Pictures aside, write out every record exactly as it appears.

— begin —

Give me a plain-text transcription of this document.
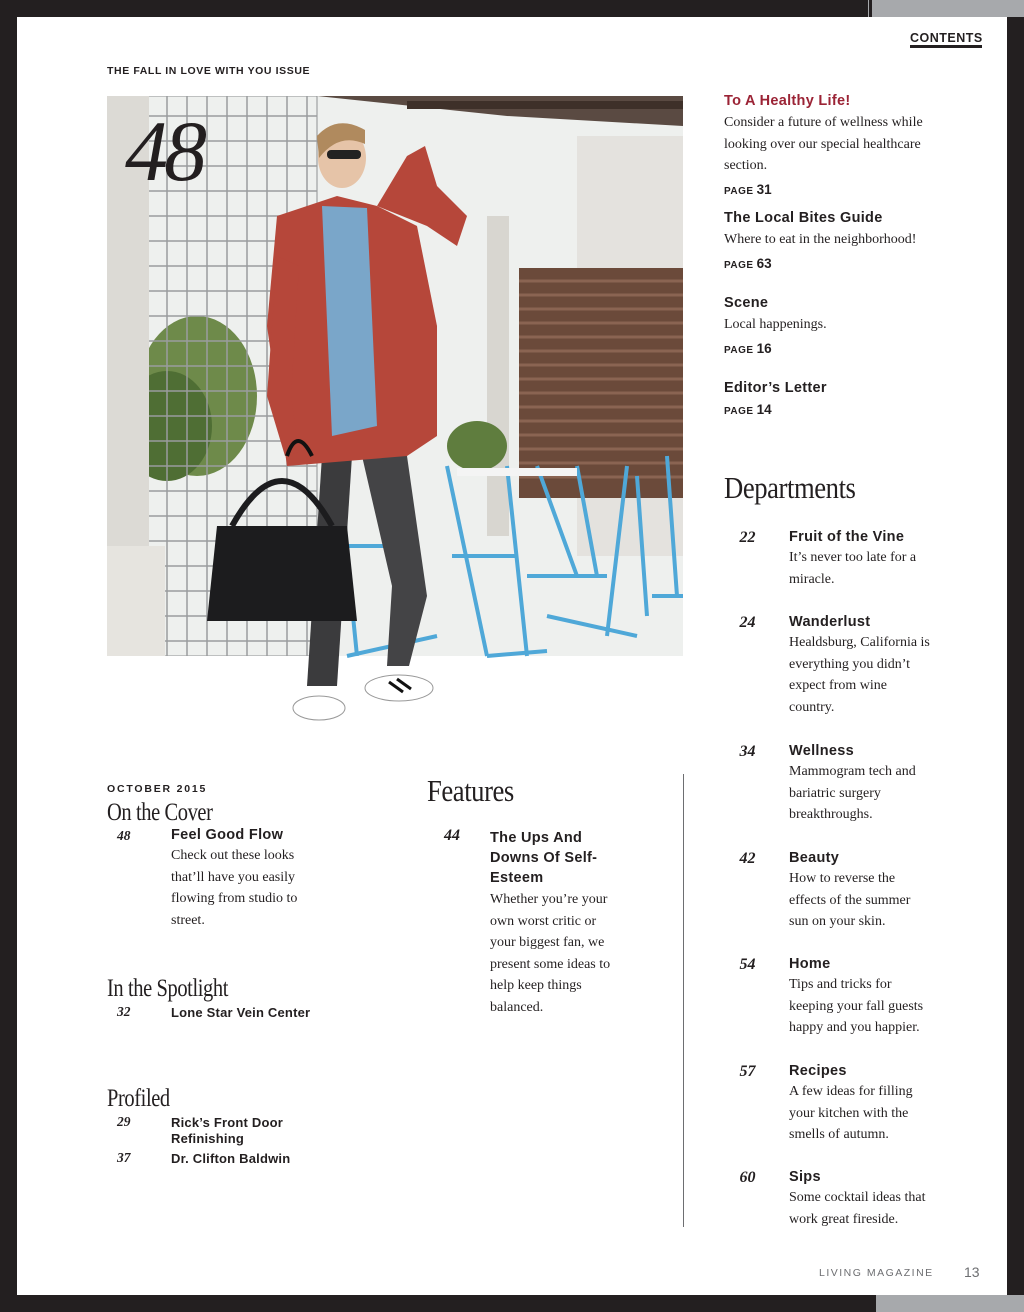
CONTENTS
THE FALL IN LOVE WITH YOU ISSUE
48
To A Healthy Life!
Consider a future of wellness while looking over our special healthcare section.
PAGE 31
The Local Bites Guide
Where to eat in the neighborhood!
PAGE 63
Scene
Local happenings.
PAGE 16
Editor’s Letter
PAGE 14
Departments
22	Fruit of the Vine
It’s never too late for a miracle.
24	Wanderlust
Healdsburg, California is everything you didn’t expect from wine country.
34	Wellness
Mammogram tech and bariatric surgery breakthroughs.
42	Beauty
How to reverse the effects of the summer sun on your skin.
54	Home
Tips and tricks for keeping your fall guests happy and you happier.
57	Recipes
A few ideas for filling your kitchen with the smells of autumn.
60	Sips
Some cocktail ideas that work great fireside.
OCTOBER 2015
On the Cover
48	Feel Good Flow
Check out these looks that’ll have you easily flowing from studio to street.
In the Spotlight
32	Lone Star Vein Center
Profiled
29	Rick’s Front Door Refinishing
37	Dr. Clifton Baldwin
Features
44	The Ups And Downs Of Self-Esteem
Whether you’re your own worst critic or your biggest fan, we present some ideas to help keep things balanced.
LIVING MAGAZINE 13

— end —

▶ [SOLUTION]
Give me a plain-text transcription of this document.
CONTENTS
THE FALL IN LOVE WITH YOU ISSUE
48
To A Healthy Life!
Consider a future of wellness while looking over our special healthcare section.
PAGE 31
The Local Bites Guide
Where to eat in the neighborhood!
PAGE 63
Scene
Local happenings.
PAGE 16
Editor’s Letter
PAGE 14
Departments
22	Fruit of the Vine
It’s never too late for a miracle.
24	Wanderlust
Healdsburg, California is everything you didn’t expect from wine country.
34	Wellness
Mammogram tech and bariatric surgery breakthroughs.
42	Beauty
How to reverse the effects of the summer sun on your skin.
54	Home
Tips and tricks for keeping your fall guests happy and you happier.
57	Recipes
A few ideas for filling your kitchen with the smells of autumn.
60	Sips
Some cocktail ideas that work great fireside.
OCTOBER 2015
On the Cover
48	Feel Good Flow
Check out these looks that’ll have you easily flowing from studio to street.
In the Spotlight
32	Lone Star Vein Center
Profiled
29	Rick’s Front Door Refinishing
37	Dr. Clifton Baldwin
Features
44	The Ups And Downs Of Self-Esteem
Whether you’re your own worst critic or your biggest fan, we present some ideas to help keep things balanced.
LIVING MAGAZINE 13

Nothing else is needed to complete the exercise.